● **GOAL**
Output every line of the material exactly, omitting images.

──────── ITEMS

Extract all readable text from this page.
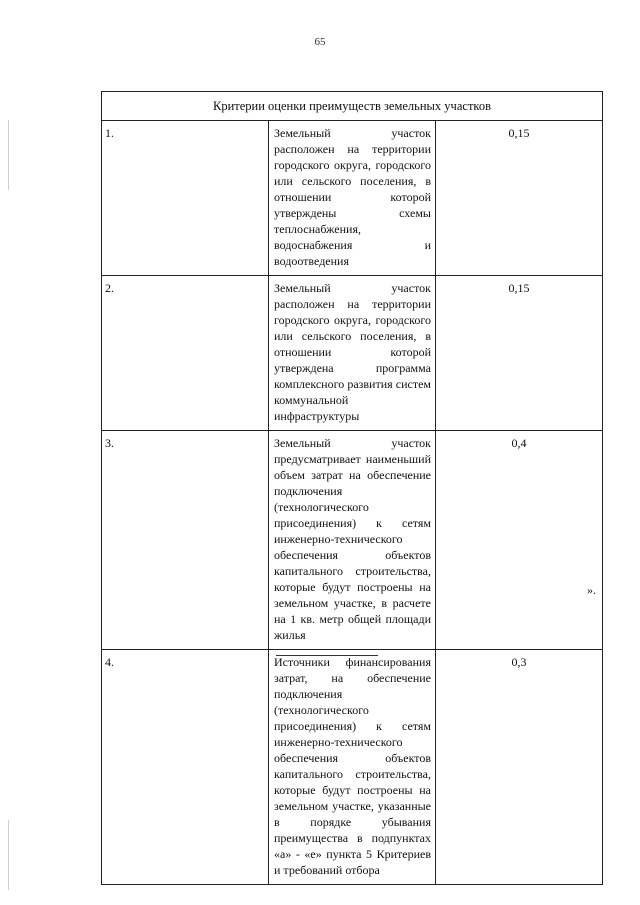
65
Критерии оценки преимуществ земельных участков		
1.	Земельный участок расположен на территории городского округа, городского или сельского поселения, в отношении которой утверждены схемы теплоснабжения, водоснабжения и водоотведения	0,15
2.	Земельный участок расположен на территории городского округа, городского или сельского поселения, в отношении которой утверждена программа комплексного развития систем коммунальной инфраструктуры	0,15
3.	Земельный участок предусматривает наименьший объем затрат на обеспечение подключения (технологического присоединения) к сетям инженерно-технического обеспечения объектов капитального строительства, которые будут построены на земельном участке, в расчете на 1 кв. метр общей площади жилья	0,4
4.	Источники финансирования затрат, на обеспечение подключения (технологического присоединения) к сетям инженерно-технического обеспечения объектов капитального строительства, которые будут построены на земельном участке, указанные в порядке убывания преимущества в подпунктах «а» - «е» пункта 5 Критериев и требований отбора	0,3
».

────────────────

● **EXPECTED ANSWER**
Extract all readable text from this page.
65
Критерии оценки преимуществ земельных участков		
1.	Земельный участок расположен на территории городского округа, городского или сельского поселения, в отношении которой утверждены схемы теплоснабжения, водоснабжения и водоотведения	0,15
2.	Земельный участок расположен на территории городского округа, городского или сельского поселения, в отношении которой утверждена программа комплексного развития систем коммунальной инфраструктуры	0,15
3.	Земельный участок предусматривает наименьший объем затрат на обеспечение подключения (технологического присоединения) к сетям инженерно-технического обеспечения объектов капитального строительства, которые будут построены на земельном участке, в расчете на 1 кв. метр общей площади жилья	0,4
4.	Источники финансирования затрат, на обеспечение подключения (технологического присоединения) к сетям инженерно-технического обеспечения объектов капитального строительства, которые будут построены на земельном участке, указанные в порядке убывания преимущества в подпунктах «а» - «е» пункта 5 Критериев и требований отбора	0,3
».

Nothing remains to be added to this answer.